WORK TO DO =>
How many lines in the entries below include the string "Паукъ"? Answer with the number only.
══ DATA FOR THE TASK ══
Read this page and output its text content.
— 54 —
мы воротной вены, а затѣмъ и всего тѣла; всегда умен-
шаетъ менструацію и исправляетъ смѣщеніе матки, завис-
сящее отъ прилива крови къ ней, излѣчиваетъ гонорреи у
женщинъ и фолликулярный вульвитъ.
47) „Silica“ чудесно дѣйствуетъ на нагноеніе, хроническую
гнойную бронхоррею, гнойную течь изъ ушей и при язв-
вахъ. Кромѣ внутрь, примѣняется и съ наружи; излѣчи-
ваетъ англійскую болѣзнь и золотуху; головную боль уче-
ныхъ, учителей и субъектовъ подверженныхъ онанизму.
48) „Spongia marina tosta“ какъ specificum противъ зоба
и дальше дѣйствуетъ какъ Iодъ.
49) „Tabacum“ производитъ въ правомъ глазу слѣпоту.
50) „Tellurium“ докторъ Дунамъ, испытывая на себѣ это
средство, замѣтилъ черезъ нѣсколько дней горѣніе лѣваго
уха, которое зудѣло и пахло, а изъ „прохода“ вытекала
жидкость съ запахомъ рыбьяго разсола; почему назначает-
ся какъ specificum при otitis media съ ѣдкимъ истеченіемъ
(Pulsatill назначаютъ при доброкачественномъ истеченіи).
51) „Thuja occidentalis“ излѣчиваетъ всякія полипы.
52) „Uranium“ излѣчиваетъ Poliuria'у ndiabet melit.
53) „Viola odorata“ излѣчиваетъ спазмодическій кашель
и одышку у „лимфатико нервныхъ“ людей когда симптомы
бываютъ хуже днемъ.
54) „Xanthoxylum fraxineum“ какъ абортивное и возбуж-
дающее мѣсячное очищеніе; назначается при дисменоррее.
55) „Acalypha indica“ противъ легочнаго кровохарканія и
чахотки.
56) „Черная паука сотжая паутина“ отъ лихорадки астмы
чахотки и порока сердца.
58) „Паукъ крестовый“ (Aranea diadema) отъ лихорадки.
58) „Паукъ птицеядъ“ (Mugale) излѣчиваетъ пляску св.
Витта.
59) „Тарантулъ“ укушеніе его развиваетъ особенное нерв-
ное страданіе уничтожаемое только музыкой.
═══
TASK RESPONSE =>
2